> Extracted records
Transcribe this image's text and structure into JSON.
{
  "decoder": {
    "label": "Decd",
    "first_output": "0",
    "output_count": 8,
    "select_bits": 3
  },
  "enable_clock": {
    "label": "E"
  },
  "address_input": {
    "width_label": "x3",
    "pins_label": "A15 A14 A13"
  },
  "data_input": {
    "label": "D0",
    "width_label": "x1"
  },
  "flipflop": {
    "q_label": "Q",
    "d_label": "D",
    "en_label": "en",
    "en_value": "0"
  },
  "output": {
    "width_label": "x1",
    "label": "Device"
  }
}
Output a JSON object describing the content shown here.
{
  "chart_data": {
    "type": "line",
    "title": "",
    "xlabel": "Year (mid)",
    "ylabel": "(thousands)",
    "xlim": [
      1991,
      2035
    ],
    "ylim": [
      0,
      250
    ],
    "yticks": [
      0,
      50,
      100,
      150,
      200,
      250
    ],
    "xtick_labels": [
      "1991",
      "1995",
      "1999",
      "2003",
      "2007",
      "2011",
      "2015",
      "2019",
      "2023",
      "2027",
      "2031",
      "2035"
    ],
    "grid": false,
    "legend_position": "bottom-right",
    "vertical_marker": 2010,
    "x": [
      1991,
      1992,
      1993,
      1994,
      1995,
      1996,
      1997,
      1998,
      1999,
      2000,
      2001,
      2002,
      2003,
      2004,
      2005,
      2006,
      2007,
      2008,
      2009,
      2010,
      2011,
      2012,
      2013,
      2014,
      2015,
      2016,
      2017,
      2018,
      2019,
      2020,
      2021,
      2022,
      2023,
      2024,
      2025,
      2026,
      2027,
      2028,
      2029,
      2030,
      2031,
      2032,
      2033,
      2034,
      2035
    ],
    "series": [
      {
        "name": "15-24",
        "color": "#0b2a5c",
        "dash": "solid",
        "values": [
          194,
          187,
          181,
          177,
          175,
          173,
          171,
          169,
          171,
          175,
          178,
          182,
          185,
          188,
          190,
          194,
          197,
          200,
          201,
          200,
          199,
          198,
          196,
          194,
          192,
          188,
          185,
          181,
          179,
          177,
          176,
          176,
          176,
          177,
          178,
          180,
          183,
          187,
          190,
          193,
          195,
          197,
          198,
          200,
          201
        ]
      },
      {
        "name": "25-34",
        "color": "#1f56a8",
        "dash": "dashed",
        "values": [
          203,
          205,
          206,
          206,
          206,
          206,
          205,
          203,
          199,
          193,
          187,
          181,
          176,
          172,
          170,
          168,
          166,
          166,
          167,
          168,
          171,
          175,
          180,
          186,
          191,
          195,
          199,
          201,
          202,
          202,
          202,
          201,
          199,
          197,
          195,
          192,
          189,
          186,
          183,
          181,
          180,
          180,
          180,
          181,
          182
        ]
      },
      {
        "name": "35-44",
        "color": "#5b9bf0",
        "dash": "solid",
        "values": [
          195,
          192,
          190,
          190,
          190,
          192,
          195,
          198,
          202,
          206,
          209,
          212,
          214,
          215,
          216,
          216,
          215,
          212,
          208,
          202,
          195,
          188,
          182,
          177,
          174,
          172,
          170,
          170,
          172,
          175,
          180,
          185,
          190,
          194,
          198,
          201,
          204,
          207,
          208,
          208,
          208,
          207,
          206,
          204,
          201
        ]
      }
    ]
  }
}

> Exercise directions
Identify the lines in the entries above that contain "color", then copy them out.

> Answer
        "color": "#0b2a5c",
        "color": "#1f56a8",
        "color": "#5b9bf0",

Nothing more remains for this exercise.